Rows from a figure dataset
==================================================

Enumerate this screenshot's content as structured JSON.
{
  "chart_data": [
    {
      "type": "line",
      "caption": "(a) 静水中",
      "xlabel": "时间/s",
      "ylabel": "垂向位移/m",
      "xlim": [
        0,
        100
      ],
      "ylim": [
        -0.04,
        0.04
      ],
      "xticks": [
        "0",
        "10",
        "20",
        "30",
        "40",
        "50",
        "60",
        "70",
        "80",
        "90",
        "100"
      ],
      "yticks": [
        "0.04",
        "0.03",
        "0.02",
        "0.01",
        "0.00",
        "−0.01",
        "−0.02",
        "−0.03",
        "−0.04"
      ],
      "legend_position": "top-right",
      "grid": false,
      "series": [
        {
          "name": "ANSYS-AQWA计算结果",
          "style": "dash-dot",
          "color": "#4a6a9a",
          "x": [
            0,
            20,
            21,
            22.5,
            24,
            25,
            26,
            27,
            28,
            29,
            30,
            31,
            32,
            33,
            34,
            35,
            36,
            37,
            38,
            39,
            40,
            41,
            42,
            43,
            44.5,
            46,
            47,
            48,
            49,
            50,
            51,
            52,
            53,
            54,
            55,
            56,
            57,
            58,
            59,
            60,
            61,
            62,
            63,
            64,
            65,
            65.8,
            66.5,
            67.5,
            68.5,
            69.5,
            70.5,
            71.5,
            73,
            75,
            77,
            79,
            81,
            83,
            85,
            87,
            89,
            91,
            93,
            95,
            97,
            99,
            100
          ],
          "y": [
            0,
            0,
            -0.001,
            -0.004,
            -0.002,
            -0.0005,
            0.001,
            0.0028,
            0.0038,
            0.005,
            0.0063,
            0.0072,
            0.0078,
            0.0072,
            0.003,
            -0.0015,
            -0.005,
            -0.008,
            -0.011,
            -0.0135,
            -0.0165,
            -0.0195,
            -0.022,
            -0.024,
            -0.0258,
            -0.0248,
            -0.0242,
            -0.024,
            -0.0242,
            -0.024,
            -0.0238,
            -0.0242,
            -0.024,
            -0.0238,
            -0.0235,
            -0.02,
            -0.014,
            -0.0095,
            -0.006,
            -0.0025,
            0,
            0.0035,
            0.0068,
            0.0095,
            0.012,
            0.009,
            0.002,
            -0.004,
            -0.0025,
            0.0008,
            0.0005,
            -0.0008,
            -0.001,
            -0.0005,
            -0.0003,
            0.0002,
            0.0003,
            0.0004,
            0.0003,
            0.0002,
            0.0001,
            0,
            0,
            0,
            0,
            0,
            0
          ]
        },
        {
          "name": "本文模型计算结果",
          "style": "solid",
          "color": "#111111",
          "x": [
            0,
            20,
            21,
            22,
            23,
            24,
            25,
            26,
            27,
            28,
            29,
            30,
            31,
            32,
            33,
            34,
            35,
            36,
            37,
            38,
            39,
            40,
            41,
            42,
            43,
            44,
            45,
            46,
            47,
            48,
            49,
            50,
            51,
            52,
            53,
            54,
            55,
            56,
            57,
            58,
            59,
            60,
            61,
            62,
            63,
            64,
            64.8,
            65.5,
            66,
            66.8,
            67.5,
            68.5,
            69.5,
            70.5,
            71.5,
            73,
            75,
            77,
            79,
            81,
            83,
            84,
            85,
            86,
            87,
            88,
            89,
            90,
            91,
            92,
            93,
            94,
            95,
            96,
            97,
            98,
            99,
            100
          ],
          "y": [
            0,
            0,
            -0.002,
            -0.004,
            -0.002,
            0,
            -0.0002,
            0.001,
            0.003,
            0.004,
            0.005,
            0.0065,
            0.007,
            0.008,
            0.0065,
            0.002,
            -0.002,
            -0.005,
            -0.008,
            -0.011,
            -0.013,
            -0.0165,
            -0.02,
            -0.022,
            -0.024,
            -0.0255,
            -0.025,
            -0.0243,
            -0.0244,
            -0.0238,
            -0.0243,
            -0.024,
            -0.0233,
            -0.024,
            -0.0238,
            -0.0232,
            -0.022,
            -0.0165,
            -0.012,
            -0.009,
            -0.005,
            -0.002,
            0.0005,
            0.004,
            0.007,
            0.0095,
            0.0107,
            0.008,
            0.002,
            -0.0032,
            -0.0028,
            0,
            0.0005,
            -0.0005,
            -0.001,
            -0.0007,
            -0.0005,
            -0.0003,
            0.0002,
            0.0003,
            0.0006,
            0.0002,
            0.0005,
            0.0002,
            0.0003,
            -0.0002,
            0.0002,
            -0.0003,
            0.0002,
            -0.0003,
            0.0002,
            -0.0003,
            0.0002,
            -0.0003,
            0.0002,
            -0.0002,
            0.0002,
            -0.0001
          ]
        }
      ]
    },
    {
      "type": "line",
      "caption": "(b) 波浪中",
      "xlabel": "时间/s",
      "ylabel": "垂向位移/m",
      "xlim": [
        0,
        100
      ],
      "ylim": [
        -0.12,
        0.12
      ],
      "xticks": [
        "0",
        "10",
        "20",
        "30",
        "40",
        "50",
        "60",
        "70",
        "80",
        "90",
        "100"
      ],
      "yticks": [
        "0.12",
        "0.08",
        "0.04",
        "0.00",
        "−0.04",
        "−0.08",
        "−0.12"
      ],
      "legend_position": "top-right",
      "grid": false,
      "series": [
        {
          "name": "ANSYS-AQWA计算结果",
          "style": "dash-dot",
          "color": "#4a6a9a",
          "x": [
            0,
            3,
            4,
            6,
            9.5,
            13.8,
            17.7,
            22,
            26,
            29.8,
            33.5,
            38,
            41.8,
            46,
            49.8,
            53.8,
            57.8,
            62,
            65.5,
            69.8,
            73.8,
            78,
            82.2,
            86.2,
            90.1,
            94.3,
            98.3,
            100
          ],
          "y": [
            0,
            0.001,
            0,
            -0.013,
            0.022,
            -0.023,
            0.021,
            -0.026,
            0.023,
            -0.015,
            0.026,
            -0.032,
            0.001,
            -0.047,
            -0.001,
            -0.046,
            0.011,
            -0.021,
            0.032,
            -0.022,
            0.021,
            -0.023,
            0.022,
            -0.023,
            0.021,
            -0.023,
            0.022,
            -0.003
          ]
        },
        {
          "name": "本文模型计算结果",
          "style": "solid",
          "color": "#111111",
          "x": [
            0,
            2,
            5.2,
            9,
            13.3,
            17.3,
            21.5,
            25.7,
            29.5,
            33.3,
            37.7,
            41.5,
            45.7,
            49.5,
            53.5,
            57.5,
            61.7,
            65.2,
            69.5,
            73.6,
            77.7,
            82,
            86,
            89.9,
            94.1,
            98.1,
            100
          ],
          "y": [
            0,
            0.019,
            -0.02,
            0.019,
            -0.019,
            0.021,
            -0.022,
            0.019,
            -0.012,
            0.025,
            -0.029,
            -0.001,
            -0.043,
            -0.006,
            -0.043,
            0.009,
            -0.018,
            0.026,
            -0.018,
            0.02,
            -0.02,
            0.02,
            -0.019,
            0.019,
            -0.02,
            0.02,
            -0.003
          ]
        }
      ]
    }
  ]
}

==================================================

### [STATED PROBLEM]
Repeat the listing in full, keeping every line exactly as it is.

### [REPLY]
Enumerate this screenshot's content as structured JSON.
{
  "chart_data": [
    {
      "type": "line",
      "caption": "(a) 静水中",
      "xlabel": "时间/s",
      "ylabel": "垂向位移/m",
      "xlim": [
        0,
        100
      ],
      "ylim": [
        -0.04,
        0.04
      ],
      "xticks": [
        "0",
        "10",
        "20",
        "30",
        "40",
        "50",
        "60",
        "70",
        "80",
        "90",
        "100"
      ],
      "yticks": [
        "0.04",
        "0.03",
        "0.02",
        "0.01",
        "0.00",
        "−0.01",
        "−0.02",
        "−0.03",
        "−0.04"
      ],
      "legend_position": "top-right",
      "grid": false,
      "series": [
        {
          "name": "ANSYS-AQWA计算结果",
          "style": "dash-dot",
          "color": "#4a6a9a",
          "x": [
            0,
            20,
            21,
            22.5,
            24,
            25,
            26,
            27,
            28,
            29,
            30,
            31,
            32,
            33,
            34,
            35,
            36,
            37,
            38,
            39,
            40,
            41,
            42,
            43,
            44.5,
            46,
            47,
            48,
            49,
            50,
            51,
            52,
            53,
            54,
            55,
            56,
            57,
            58,
            59,
            60,
            61,
            62,
            63,
            64,
            65,
            65.8,
            66.5,
            67.5,
            68.5,
            69.5,
            70.5,
            71.5,
            73,
            75,
            77,
            79,
            81,
            83,
            85,
            87,
            89,
            91,
            93,
            95,
            97,
            99,
            100
          ],
          "y": [
            0,
            0,
            -0.001,
            -0.004,
            -0.002,
            -0.0005,
            0.001,
            0.0028,
            0.0038,
            0.005,
            0.0063,
            0.0072,
            0.0078,
            0.0072,
            0.003,
            -0.0015,
            -0.005,
            -0.008,
            -0.011,
            -0.0135,
            -0.0165,
            -0.0195,
            -0.022,
            -0.024,
            -0.0258,
            -0.0248,
            -0.0242,
            -0.024,
            -0.0242,
            -0.024,
            -0.0238,
            -0.0242,
            -0.024,
            -0.0238,
            -0.0235,
            -0.02,
            -0.014,
            -0.0095,
            -0.006,
            -0.0025,
            0,
            0.0035,
            0.0068,
            0.0095,
            0.012,
            0.009,
            0.002,
            -0.004,
            -0.0025,
            0.0008,
            0.0005,
            -0.0008,
            -0.001,
            -0.0005,
            -0.0003,
            0.0002,
            0.0003,
            0.0004,
            0.0003,
            0.0002,
            0.0001,
            0,
            0,
            0,
            0,
            0,
            0
          ]
        },
        {
          "name": "本文模型计算结果",
          "style": "solid",
          "color": "#111111",
          "x": [
            0,
            20,
            21,
            22,
            23,
            24,
            25,
            26,
            27,
            28,
            29,
            30,
            31,
            32,
            33,
            34,
            35,
            36,
            37,
            38,
            39,
            40,
            41,
            42,
            43,
            44,
            45,
            46,
            47,
            48,
            49,
            50,
            51,
            52,
            53,
            54,
            55,
            56,
            57,
            58,
            59,
            60,
            61,
            62,
            63,
            64,
            64.8,
            65.5,
            66,
            66.8,
            67.5,
            68.5,
            69.5,
            70.5,
            71.5,
            73,
            75,
            77,
            79,
            81,
            83,
            84,
            85,
            86,
            87,
            88,
            89,
            90,
            91,
            92,
            93,
            94,
            95,
            96,
            97,
            98,
            99,
            100
          ],
          "y": [
            0,
            0,
            -0.002,
            -0.004,
            -0.002,
            0,
            -0.0002,
            0.001,
            0.003,
            0.004,
            0.005,
            0.0065,
            0.007,
            0.008,
            0.0065,
            0.002,
            -0.002,
            -0.005,
            -0.008,
            -0.011,
            -0.013,
            -0.0165,
            -0.02,
            -0.022,
            -0.024,
            -0.0255,
            -0.025,
            -0.0243,
            -0.0244,
            -0.0238,
            -0.0243,
            -0.024,
            -0.0233,
            -0.024,
            -0.0238,
            -0.0232,
            -0.022,
            -0.0165,
            -0.012,
            -0.009,
            -0.005,
            -0.002,
            0.0005,
            0.004,
            0.007,
            0.0095,
            0.0107,
            0.008,
            0.002,
            -0.0032,
            -0.0028,
            0,
            0.0005,
            -0.0005,
            -0.001,
            -0.0007,
            -0.0005,
            -0.0003,
            0.0002,
            0.0003,
            0.0006,
            0.0002,
            0.0005,
            0.0002,
            0.0003,
            -0.0002,
            0.0002,
            -0.0003,
            0.0002,
            -0.0003,
            0.0002,
            -0.0003,
            0.0002,
            -0.0003,
            0.0002,
            -0.0002,
            0.0002,
            -0.0001
          ]
        }
      ]
    },
    {
      "type": "line",
      "caption": "(b) 波浪中",
      "xlabel": "时间/s",
      "ylabel": "垂向位移/m",
      "xlim": [
        0,
        100
      ],
      "ylim": [
        -0.12,
        0.12
      ],
      "xticks": [
        "0",
        "10",
        "20",
        "30",
        "40",
        "50",
        "60",
        "70",
        "80",
        "90",
        "100"
      ],
      "yticks": [
        "0.12",
        "0.08",
        "0.04",
        "0.00",
        "−0.04",
        "−0.08",
        "−0.12"
      ],
      "legend_position": "top-right",
      "grid": false,
      "series": [
        {
          "name": "ANSYS-AQWA计算结果",
          "style": "dash-dot",
          "color": "#4a6a9a",
          "x": [
            0,
            3,
            4,
            6,
            9.5,
            13.8,
            17.7,
            22,
            26,
            29.8,
            33.5,
            38,
            41.8,
            46,
            49.8,
            53.8,
            57.8,
            62,
            65.5,
            69.8,
            73.8,
            78,
            82.2,
            86.2,
            90.1,
            94.3,
            98.3,
            100
          ],
          "y": [
            0,
            0.001,
            0,
            -0.013,
            0.022,
            -0.023,
            0.021,
            -0.026,
            0.023,
            -0.015,
            0.026,
            -0.032,
            0.001,
            -0.047,
            -0.001,
            -0.046,
            0.011,
            -0.021,
            0.032,
            -0.022,
            0.021,
            -0.023,
            0.022,
            -0.023,
            0.021,
            -0.023,
            0.022,
            -0.003
          ]
        },
        {
          "name": "本文模型计算结果",
          "style": "solid",
          "color": "#111111",
          "x": [
            0,
            2,
            5.2,
            9,
            13.3,
            17.3,
            21.5,
            25.7,
            29.5,
            33.3,
            37.7,
            41.5,
            45.7,
            49.5,
            53.5,
            57.5,
            61.7,
            65.2,
            69.5,
            73.6,
            77.7,
            82,
            86,
            89.9,
            94.1,
            98.1,
            100
          ],
          "y": [
            0,
            0.019,
            -0.02,
            0.019,
            -0.019,
            0.021,
            -0.022,
            0.019,
            -0.012,
            0.025,
            -0.029,
            -0.001,
            -0.043,
            -0.006,
            -0.043,
            0.009,
            -0.018,
            0.026,
            -0.018,
            0.02,
            -0.02,
            0.02,
            -0.019,
            0.019,
            -0.02,
            0.02,
            -0.003
          ]
        }
      ]
    }
  ]
}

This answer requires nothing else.